START Selected passage
About Eeyore

Canadian artist and counter-jihad and freedom of speech activist as well as devout Schrödinger's catholic

2 Replies to “Breitbart interviews the most excellent Hungarian FM on migration and Donald Trump”

  1. I wonder if we are going to see a “white flight” phenomenon into Poland and Hungary? Are the UK and France going to turn into Bangladesh and Somalia while the central European countries flourish and become the new world powers? Who knows…? Once London votes to secede from the UK and establish a Caliphate all bets will be off. Perhaps the West truly has chosen to commit suicide and there is nothing we can do about it…

  2. Said the boy to his very old Hungarian grandfather, “Grandpa, are Hungarians a race?”

    “No,” they are everything that has passed through. And everyone.”

    “But what about the Magyars and the Huns?” asked the grandson.

    “There were seven tribes that came from the east, originally. Maybe from the other side of the Urals. But that was a very long time ago. Since then many people came and mixed with those original tribes. There’s not much left of them. They are German and Slovak and everything. Jew. There have been many wars and many armies there.”

    “Then what is a Hungarian?”

    “A state of mind.”

    “That’s it?” said the boy. The answer seemed too stark and empty. He wanted something more tangible for his pride.

    “That’s it.”

    “Then what’s a Jew?” he asked.

    “A person of the Jewish religion.”
END Selected passage
**Required tasks:**
[1] Answer these questions about the comment thread, using only what it states.
(a) Into which two countries does the first comment wonder whether "white flight" will occur?
(b) According to the grandfather, how many tribes originally came from the east?
(c) How does the grandfather define a Hungarian?
[2] Reproduce the part of the comment thread from "About Eeyore" up to and including "asked the grandson.".
[3] Decide whether each statement agrees with the comment thread. Give yes or no, followed by the words from the thread that settle it.
(a) The grandfather tells the boy that Hungarians are a race.
(b) The first comment asks whether the UK and France will turn into Bangladesh and Somalia.
(c) The boy finds the grandfather's definition of a Hungarian satisfying.
START Records provided
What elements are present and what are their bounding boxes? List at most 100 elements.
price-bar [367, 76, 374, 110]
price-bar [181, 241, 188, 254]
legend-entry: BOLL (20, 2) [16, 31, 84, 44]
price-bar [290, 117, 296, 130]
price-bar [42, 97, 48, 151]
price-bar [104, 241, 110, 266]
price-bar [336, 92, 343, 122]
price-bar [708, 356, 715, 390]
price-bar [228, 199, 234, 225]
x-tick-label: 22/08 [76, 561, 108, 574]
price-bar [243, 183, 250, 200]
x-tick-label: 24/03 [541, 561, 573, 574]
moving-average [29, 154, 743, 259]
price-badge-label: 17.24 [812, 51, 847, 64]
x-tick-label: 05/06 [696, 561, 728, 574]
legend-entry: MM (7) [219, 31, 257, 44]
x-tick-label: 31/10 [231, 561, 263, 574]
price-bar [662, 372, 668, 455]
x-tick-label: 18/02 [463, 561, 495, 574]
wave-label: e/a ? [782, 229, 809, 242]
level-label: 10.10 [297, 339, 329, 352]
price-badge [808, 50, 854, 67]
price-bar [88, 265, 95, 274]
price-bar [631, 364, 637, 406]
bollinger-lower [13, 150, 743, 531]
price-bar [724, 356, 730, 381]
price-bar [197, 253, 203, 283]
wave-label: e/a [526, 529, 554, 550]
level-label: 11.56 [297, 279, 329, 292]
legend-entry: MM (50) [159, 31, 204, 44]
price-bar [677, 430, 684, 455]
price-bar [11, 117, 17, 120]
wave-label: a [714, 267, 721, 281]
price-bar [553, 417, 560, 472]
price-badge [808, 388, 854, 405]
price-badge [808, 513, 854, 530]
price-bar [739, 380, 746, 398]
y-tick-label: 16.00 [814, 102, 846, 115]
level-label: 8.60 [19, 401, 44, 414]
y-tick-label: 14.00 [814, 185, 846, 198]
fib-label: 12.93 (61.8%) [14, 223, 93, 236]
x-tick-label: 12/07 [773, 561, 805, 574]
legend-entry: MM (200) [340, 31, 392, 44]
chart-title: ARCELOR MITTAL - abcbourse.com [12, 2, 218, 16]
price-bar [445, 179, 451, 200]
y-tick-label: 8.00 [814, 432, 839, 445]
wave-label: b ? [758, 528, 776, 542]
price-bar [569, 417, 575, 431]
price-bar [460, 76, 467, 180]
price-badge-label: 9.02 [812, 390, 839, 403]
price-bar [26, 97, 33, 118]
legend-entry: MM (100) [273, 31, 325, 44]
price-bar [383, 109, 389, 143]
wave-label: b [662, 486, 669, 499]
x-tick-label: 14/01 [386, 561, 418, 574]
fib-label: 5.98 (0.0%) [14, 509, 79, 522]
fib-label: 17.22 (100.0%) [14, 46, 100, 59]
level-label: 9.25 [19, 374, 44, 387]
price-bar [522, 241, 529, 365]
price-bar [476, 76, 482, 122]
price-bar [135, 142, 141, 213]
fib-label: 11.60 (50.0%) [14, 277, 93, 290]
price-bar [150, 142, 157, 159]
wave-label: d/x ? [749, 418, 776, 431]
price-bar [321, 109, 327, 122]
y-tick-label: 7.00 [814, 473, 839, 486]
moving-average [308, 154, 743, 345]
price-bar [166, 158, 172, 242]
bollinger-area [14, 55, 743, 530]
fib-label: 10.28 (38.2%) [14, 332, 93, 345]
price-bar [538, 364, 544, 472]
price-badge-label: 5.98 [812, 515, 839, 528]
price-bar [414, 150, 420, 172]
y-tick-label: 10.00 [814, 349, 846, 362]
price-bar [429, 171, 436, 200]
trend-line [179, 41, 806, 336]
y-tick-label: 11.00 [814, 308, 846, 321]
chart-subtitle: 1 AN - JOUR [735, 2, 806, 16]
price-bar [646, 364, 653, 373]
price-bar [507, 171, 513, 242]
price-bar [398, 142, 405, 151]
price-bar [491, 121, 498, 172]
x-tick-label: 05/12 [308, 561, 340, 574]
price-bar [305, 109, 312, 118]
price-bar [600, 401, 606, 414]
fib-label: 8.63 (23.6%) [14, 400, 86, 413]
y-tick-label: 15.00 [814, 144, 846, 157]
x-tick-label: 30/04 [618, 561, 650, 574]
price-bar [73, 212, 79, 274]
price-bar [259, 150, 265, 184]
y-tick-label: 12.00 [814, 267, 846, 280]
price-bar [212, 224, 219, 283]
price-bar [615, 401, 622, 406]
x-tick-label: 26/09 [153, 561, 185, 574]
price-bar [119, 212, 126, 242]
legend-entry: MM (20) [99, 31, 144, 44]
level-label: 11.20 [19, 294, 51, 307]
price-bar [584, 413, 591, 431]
END Records provided
**Task-by-task outputs:**
[1]
(a) Poland and Hungary
(b) Seven
(c) As "A state of mind."

[2]
About Eeyore

Canadian artist and counter-jihad and freedom of speech activist as well as devout Schrödinger's catholic

2 Replies to “Breitbart interviews the most excellent Hungarian FM on migration and Donald Trump”

  1. I wonder if we are going to see a “white flight” phenomenon into Poland and Hungary? Are the UK and France going to turn into Bangladesh and Somalia while the central European countries flourish and become the new world powers? Who knows…? Once London votes to secede from the UK and establish a Caliphate all bets will be off. Perhaps the West truly has chosen to commit suicide and there is nothing we can do about it…

  2. Said the boy to his very old Hungarian grandfather, “Grandpa, are Hungarians a race?”

    “No,” they are everything that has passed through. And everyone.”

    “But what about the Magyars and the Huns?” asked the grandson.

[3]
(a) No: "“No,” they are everything that has passed through. And everyone."
(b) Yes: "Are the UK and France going to turn into Bangladesh and Somalia while the central European countries flourish and become the new world powers?"
(c) No: "The answer seemed too stark and empty. He wanted something more tangible for his pride."